Records supplied:

□ □ □ □ □

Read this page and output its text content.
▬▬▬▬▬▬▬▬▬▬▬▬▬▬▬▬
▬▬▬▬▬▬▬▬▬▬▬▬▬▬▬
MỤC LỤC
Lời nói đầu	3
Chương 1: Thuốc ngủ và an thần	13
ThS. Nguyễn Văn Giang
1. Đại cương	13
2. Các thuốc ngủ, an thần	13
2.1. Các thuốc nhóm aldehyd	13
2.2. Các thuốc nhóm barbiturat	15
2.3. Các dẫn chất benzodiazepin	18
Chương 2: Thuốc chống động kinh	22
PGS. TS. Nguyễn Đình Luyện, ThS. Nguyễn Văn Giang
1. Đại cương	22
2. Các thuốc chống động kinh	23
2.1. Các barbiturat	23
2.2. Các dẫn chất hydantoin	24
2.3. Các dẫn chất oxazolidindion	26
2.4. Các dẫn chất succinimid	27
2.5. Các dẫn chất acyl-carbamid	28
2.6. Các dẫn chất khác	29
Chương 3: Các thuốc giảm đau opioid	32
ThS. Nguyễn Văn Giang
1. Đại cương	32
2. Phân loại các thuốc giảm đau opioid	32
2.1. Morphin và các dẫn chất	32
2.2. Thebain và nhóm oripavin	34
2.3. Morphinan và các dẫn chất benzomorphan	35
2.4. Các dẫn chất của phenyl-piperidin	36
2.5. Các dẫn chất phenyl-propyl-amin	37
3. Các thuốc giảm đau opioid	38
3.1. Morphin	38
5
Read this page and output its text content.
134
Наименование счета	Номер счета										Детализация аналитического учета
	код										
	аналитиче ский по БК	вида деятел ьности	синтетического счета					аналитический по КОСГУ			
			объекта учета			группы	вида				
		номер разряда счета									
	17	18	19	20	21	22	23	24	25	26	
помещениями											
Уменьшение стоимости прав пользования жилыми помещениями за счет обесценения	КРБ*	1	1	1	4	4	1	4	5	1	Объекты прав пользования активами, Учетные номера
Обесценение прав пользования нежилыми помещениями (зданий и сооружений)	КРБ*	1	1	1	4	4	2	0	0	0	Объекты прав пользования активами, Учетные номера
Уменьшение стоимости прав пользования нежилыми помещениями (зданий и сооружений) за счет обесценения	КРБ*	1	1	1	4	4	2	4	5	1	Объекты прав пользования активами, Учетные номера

□ □ □ □ □

The task:
Return every line of the material exactly.

Written reply:
Read this page and output its text content.
▬▬▬▬▬▬▬▬▬▬▬▬▬▬▬▬
▬▬▬▬▬▬▬▬▬▬▬▬▬▬▬
MỤC LỤC
Lời nói đầu	3
Chương 1: Thuốc ngủ và an thần	13
ThS. Nguyễn Văn Giang
1. Đại cương	13
2. Các thuốc ngủ, an thần	13
2.1. Các thuốc nhóm aldehyd	13
2.2. Các thuốc nhóm barbiturat	15
2.3. Các dẫn chất benzodiazepin	18
Chương 2: Thuốc chống động kinh	22
PGS. TS. Nguyễn Đình Luyện, ThS. Nguyễn Văn Giang
1. Đại cương	22
2. Các thuốc chống động kinh	23
2.1. Các barbiturat	23
2.2. Các dẫn chất hydantoin	24
2.3. Các dẫn chất oxazolidindion	26
2.4. Các dẫn chất succinimid	27
2.5. Các dẫn chất acyl-carbamid	28
2.6. Các dẫn chất khác	29
Chương 3: Các thuốc giảm đau opioid	32
ThS. Nguyễn Văn Giang
1. Đại cương	32
2. Phân loại các thuốc giảm đau opioid	32
2.1. Morphin và các dẫn chất	32
2.2. Thebain và nhóm oripavin	34
2.3. Morphinan và các dẫn chất benzomorphan	35
2.4. Các dẫn chất của phenyl-piperidin	36
2.5. Các dẫn chất phenyl-propyl-amin	37
3. Các thuốc giảm đau opioid	38
3.1. Morphin	38
5
Read this page and output its text content.
134
Наименование счета	Номер счета										Детализация аналитического учета
	код										
	аналитиче ский по БК	вида деятел ьности	синтетического счета					аналитический по КОСГУ			
			объекта учета			группы	вида				
		номер разряда счета									
	17	18	19	20	21	22	23	24	25	26	
помещениями											
Уменьшение стоимости прав пользования жилыми помещениями за счет обесценения	КРБ*	1	1	1	4	4	1	4	5	1	Объекты прав пользования активами, Учетные номера
Обесценение прав пользования нежилыми помещениями (зданий и сооружений)	КРБ*	1	1	1	4	4	2	0	0	0	Объекты прав пользования активами, Учетные номера
Уменьшение стоимости прав пользования нежилыми помещениями (зданий и сооружений) за счет обесценения	КРБ*	1	1	1	4	4	2	4	5	1	Объекты прав пользования активами, Учетные номера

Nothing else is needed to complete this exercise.